Information supplied Start Marker

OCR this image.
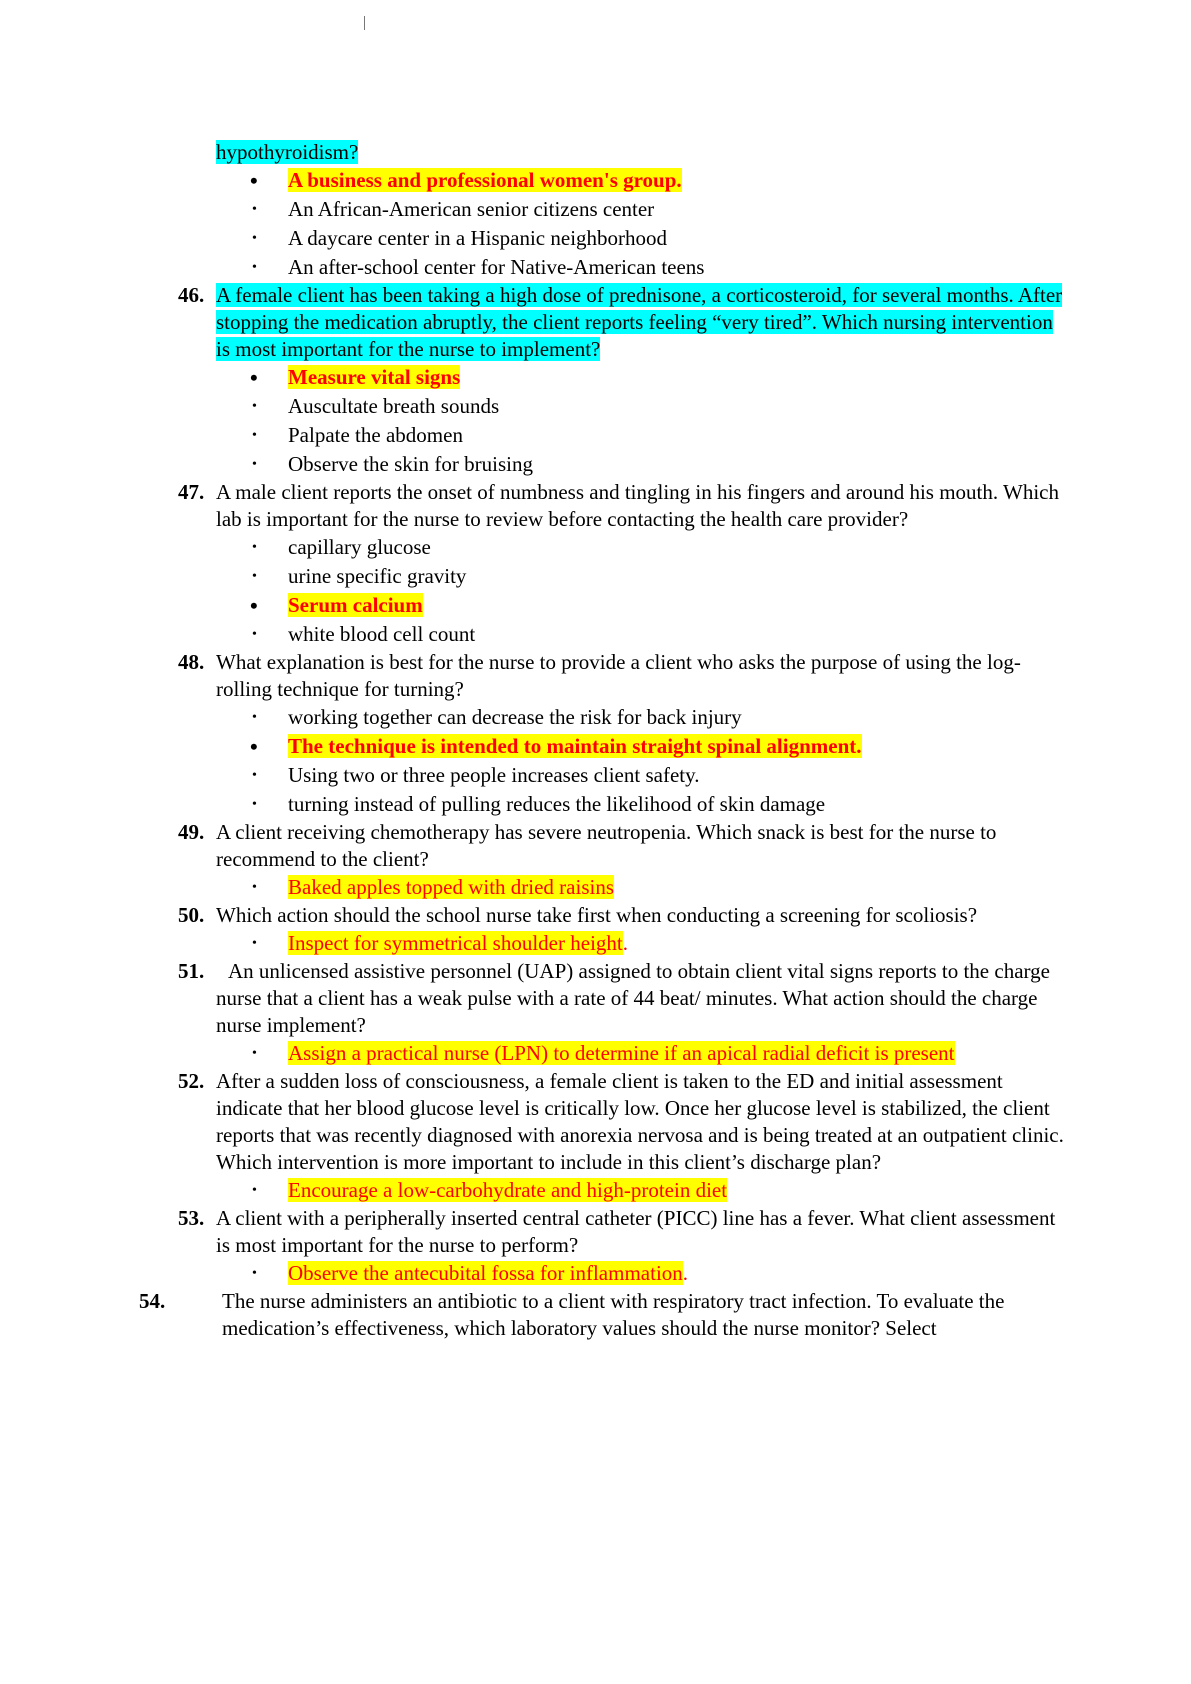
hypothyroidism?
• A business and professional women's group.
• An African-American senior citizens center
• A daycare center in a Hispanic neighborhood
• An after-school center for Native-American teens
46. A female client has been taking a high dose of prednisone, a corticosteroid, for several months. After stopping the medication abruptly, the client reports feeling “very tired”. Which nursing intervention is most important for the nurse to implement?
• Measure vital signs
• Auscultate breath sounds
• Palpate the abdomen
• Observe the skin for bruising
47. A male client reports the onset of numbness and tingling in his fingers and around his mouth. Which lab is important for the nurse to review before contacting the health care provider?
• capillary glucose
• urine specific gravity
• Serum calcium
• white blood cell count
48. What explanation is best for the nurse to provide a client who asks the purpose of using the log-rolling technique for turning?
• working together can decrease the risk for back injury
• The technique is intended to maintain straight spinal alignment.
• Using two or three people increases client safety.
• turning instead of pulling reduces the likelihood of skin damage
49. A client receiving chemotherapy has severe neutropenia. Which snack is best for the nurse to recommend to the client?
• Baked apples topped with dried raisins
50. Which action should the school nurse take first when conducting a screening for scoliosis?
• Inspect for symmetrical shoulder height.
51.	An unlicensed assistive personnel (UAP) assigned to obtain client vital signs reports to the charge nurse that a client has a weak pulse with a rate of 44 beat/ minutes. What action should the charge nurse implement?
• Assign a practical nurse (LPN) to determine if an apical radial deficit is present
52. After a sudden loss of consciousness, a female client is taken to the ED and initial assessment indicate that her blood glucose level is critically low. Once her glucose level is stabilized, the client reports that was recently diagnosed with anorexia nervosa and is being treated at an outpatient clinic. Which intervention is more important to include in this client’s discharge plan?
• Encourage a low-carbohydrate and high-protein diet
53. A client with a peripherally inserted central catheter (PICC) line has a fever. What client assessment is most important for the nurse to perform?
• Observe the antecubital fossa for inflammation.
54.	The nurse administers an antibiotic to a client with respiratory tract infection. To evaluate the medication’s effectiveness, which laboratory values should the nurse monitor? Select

Information supplied End Marker
Information supplied Start Marker

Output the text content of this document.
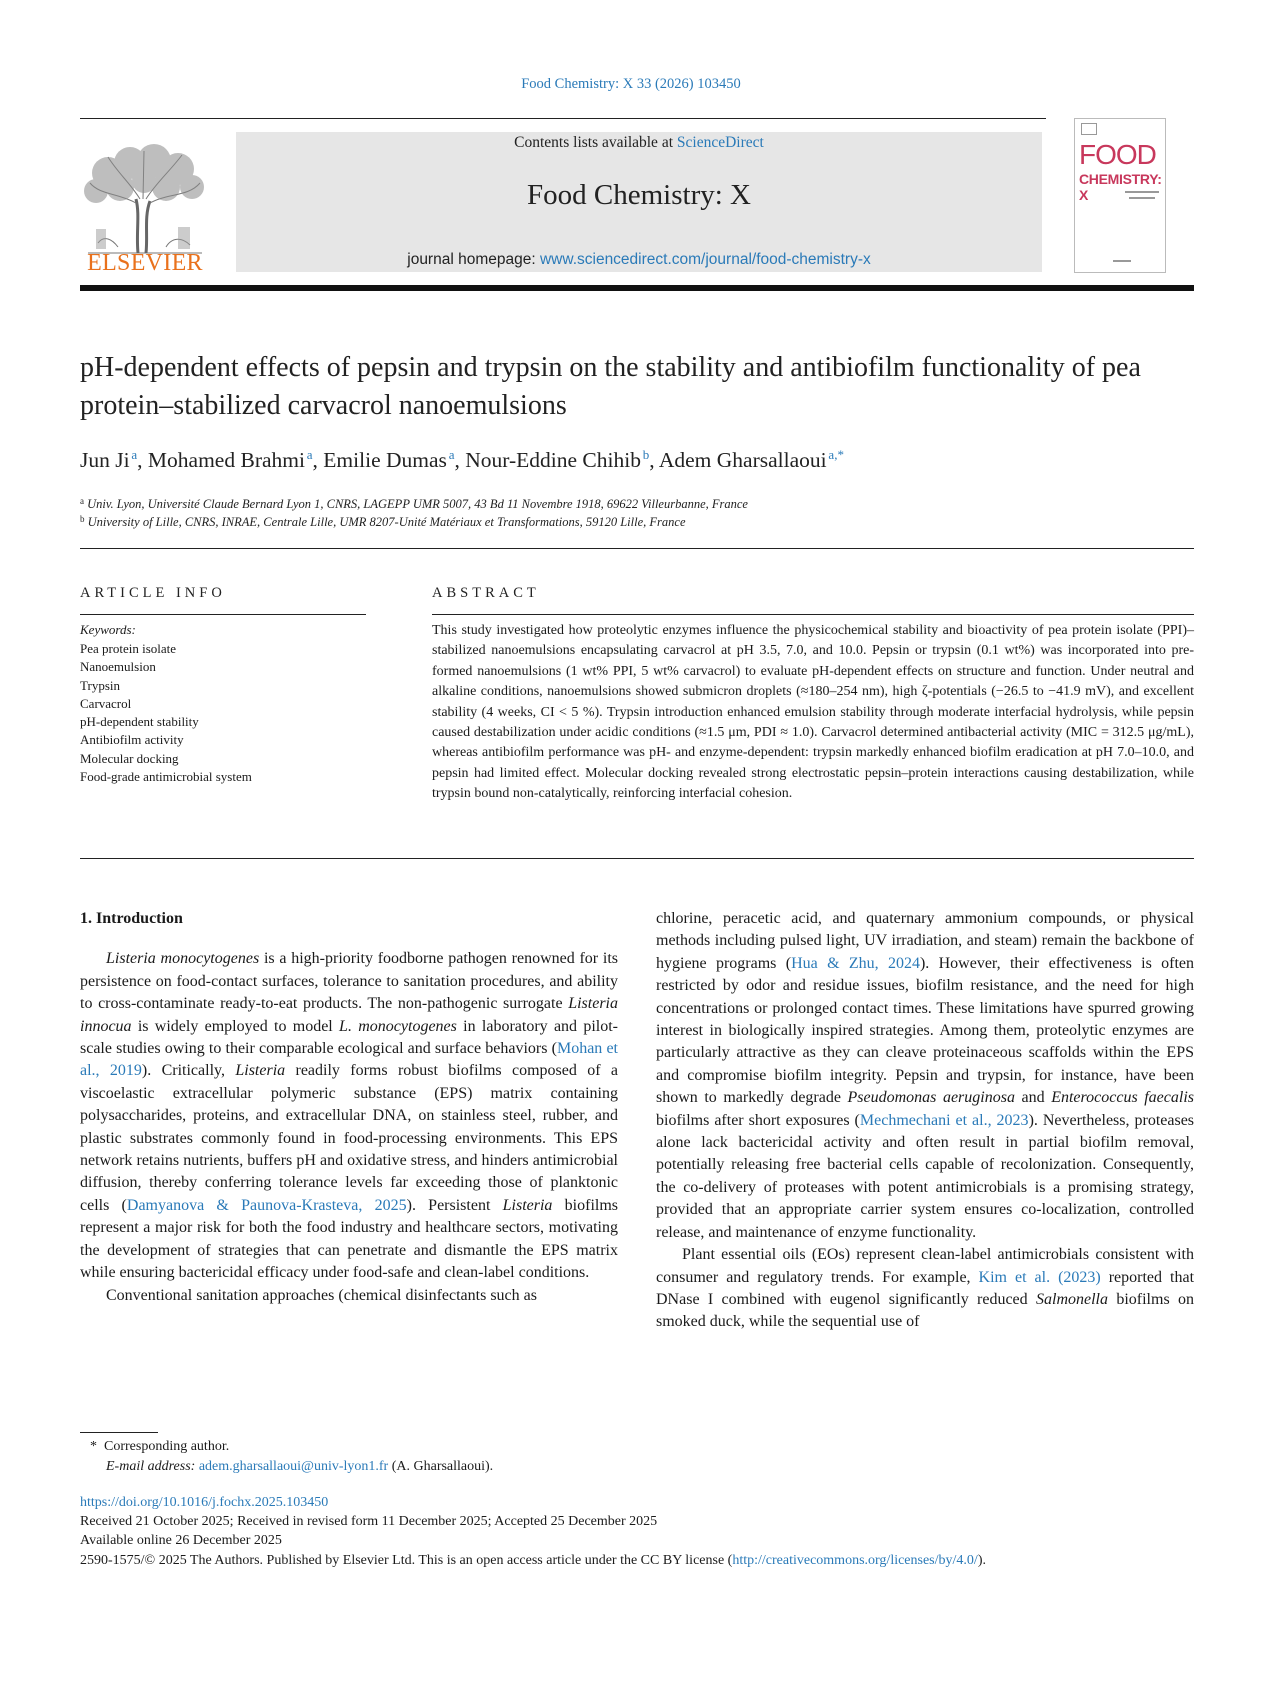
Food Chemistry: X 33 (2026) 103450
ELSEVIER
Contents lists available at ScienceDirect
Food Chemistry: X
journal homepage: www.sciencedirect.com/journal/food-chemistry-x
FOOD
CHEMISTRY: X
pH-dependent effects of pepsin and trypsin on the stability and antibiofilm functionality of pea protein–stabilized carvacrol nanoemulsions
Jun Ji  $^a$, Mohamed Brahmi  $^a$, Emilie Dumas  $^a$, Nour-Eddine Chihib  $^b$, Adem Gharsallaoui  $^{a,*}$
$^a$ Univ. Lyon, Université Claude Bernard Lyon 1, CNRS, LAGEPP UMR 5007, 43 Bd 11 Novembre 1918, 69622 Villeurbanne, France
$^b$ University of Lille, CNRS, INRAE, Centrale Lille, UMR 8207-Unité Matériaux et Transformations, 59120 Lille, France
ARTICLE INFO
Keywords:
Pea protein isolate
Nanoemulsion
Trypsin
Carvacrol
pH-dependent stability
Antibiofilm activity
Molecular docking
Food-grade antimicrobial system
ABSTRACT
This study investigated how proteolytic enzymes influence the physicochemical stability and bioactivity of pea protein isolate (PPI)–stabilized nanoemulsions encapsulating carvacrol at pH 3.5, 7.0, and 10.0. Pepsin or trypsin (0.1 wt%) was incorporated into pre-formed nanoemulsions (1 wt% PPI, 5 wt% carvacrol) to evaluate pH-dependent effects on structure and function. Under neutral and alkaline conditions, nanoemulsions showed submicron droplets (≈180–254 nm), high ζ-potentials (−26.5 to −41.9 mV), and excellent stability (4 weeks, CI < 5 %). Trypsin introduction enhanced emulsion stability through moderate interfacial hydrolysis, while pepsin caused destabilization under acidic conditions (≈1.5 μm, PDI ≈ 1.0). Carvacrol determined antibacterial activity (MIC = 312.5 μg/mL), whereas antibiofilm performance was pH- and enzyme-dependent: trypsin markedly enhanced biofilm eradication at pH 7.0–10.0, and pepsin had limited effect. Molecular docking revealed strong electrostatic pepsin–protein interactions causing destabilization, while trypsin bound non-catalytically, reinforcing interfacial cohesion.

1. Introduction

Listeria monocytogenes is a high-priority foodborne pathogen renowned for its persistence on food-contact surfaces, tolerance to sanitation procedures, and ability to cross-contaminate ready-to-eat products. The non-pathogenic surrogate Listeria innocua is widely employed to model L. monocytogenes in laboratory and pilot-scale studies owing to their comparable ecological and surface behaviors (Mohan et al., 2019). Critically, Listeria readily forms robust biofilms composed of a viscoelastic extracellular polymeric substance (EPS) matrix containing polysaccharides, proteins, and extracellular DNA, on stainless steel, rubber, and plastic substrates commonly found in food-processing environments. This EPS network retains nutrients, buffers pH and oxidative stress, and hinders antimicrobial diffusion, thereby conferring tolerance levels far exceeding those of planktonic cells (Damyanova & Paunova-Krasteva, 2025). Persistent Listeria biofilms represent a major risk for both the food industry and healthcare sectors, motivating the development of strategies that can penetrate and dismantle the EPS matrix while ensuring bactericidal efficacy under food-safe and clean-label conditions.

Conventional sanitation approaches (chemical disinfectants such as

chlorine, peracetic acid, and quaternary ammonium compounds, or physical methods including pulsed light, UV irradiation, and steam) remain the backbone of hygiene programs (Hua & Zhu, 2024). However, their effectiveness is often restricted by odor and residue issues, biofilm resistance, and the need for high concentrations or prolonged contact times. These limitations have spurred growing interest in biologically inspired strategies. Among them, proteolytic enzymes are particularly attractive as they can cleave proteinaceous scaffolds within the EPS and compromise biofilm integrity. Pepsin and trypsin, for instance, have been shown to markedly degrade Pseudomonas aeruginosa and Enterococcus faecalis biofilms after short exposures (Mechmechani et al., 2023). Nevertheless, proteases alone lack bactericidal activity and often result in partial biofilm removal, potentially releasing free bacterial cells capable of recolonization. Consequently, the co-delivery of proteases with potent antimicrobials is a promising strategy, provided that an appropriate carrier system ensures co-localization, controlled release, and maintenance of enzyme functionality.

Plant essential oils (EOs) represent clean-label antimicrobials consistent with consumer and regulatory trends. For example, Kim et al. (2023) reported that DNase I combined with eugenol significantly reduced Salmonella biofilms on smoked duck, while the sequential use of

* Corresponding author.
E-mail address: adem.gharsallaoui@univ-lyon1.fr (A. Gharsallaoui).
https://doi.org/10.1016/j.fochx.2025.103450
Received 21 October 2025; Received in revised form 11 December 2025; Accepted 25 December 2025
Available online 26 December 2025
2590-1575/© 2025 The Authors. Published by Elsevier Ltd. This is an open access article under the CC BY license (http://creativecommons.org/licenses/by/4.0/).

Information supplied End Marker

* _What is needed_:
Some of the data mentions "skin". Copy every line where it does.

* _Reply_:
• Observe the skin for bruising
• turning instead of pulling reduces the likelihood of skin damage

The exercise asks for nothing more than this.